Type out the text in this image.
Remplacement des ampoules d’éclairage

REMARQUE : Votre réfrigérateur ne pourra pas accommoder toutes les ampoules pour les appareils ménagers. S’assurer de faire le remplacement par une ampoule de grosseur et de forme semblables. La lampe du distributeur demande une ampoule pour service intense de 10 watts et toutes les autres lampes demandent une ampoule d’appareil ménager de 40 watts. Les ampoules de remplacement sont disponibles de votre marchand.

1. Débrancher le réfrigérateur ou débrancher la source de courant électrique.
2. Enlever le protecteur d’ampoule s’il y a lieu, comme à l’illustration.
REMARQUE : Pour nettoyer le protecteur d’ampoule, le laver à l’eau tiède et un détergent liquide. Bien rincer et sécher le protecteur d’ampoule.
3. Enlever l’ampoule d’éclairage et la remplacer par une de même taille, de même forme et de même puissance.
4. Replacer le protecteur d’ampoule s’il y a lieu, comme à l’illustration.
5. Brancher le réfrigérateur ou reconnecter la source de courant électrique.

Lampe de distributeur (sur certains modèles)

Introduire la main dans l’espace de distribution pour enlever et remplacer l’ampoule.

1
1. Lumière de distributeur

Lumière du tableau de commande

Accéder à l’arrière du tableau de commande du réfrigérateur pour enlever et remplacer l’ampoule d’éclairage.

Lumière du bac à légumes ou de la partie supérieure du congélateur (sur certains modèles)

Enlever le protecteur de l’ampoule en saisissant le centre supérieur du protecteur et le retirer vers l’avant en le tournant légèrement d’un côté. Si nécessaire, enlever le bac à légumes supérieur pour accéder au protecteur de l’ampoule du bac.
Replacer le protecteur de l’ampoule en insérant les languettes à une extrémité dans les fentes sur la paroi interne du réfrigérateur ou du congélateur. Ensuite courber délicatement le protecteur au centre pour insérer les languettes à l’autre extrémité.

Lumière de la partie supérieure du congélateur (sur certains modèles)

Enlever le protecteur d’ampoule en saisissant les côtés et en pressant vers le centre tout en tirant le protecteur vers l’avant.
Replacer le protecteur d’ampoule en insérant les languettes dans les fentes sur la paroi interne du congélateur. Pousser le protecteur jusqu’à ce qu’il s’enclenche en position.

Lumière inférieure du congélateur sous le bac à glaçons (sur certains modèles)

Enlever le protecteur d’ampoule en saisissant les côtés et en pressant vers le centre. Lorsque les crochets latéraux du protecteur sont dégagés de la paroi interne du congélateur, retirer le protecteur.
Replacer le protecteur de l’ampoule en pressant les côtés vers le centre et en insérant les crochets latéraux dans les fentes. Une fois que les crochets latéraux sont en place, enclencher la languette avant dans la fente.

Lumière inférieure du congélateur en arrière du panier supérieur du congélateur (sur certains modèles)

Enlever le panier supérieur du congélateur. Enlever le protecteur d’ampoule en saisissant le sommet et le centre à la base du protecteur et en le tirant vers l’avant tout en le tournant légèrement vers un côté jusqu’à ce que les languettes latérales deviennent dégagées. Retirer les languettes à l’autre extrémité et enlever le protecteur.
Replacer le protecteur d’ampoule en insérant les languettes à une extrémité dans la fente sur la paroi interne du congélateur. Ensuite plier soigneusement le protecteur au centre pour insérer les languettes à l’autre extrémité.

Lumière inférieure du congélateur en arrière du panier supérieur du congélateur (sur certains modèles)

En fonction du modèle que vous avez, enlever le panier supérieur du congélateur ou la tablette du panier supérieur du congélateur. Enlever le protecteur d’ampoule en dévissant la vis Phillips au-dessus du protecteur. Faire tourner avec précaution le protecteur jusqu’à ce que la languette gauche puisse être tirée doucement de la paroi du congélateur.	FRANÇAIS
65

────

▸ **Task brief**
Output the records exactly, including every line.

▸ **Response to the task**
Type out the text in this image.
Remplacement des ampoules d’éclairage

REMARQUE : Votre réfrigérateur ne pourra pas accommoder toutes les ampoules pour les appareils ménagers. S’assurer de faire le remplacement par une ampoule de grosseur et de forme semblables. La lampe du distributeur demande une ampoule pour service intense de 10 watts et toutes les autres lampes demandent une ampoule d’appareil ménager de 40 watts. Les ampoules de remplacement sont disponibles de votre marchand.

1. Débrancher le réfrigérateur ou débrancher la source de courant électrique.
2. Enlever le protecteur d’ampoule s’il y a lieu, comme à l’illustration.
REMARQUE : Pour nettoyer le protecteur d’ampoule, le laver à l’eau tiède et un détergent liquide. Bien rincer et sécher le protecteur d’ampoule.
3. Enlever l’ampoule d’éclairage et la remplacer par une de même taille, de même forme et de même puissance.
4. Replacer le protecteur d’ampoule s’il y a lieu, comme à l’illustration.
5. Brancher le réfrigérateur ou reconnecter la source de courant électrique.

Lampe de distributeur (sur certains modèles)

Introduire la main dans l’espace de distribution pour enlever et remplacer l’ampoule.

1
1. Lumière de distributeur

Lumière du tableau de commande

Accéder à l’arrière du tableau de commande du réfrigérateur pour enlever et remplacer l’ampoule d’éclairage.

Lumière du bac à légumes ou de la partie supérieure du congélateur (sur certains modèles)

Enlever le protecteur de l’ampoule en saisissant le centre supérieur du protecteur et le retirer vers l’avant en le tournant légèrement d’un côté. Si nécessaire, enlever le bac à légumes supérieur pour accéder au protecteur de l’ampoule du bac.
Replacer le protecteur de l’ampoule en insérant les languettes à une extrémité dans les fentes sur la paroi interne du réfrigérateur ou du congélateur. Ensuite courber délicatement le protecteur au centre pour insérer les languettes à l’autre extrémité.

Lumière de la partie supérieure du congélateur (sur certains modèles)

Enlever le protecteur d’ampoule en saisissant les côtés et en pressant vers le centre tout en tirant le protecteur vers l’avant.
Replacer le protecteur d’ampoule en insérant les languettes dans les fentes sur la paroi interne du congélateur. Pousser le protecteur jusqu’à ce qu’il s’enclenche en position.

Lumière inférieure du congélateur sous le bac à glaçons (sur certains modèles)

Enlever le protecteur d’ampoule en saisissant les côtés et en pressant vers le centre. Lorsque les crochets latéraux du protecteur sont dégagés de la paroi interne du congélateur, retirer le protecteur.
Replacer le protecteur de l’ampoule en pressant les côtés vers le centre et en insérant les crochets latéraux dans les fentes. Une fois que les crochets latéraux sont en place, enclencher la languette avant dans la fente.

Lumière inférieure du congélateur en arrière du panier supérieur du congélateur (sur certains modèles)

Enlever le panier supérieur du congélateur. Enlever le protecteur d’ampoule en saisissant le sommet et le centre à la base du protecteur et en le tirant vers l’avant tout en le tournant légèrement vers un côté jusqu’à ce que les languettes latérales deviennent dégagées. Retirer les languettes à l’autre extrémité et enlever le protecteur.
Replacer le protecteur d’ampoule en insérant les languettes à une extrémité dans la fente sur la paroi interne du congélateur. Ensuite plier soigneusement le protecteur au centre pour insérer les languettes à l’autre extrémité.

Lumière inférieure du congélateur en arrière du panier supérieur du congélateur (sur certains modèles)

En fonction du modèle que vous avez, enlever le panier supérieur du congélateur ou la tablette du panier supérieur du congélateur. Enlever le protecteur d’ampoule en dévissant la vis Phillips au-dessus du protecteur. Faire tourner avec précaution le protecteur jusqu’à ce que la languette gauche puisse être tirée doucement de la paroi du congélateur.	FRANÇAIS
65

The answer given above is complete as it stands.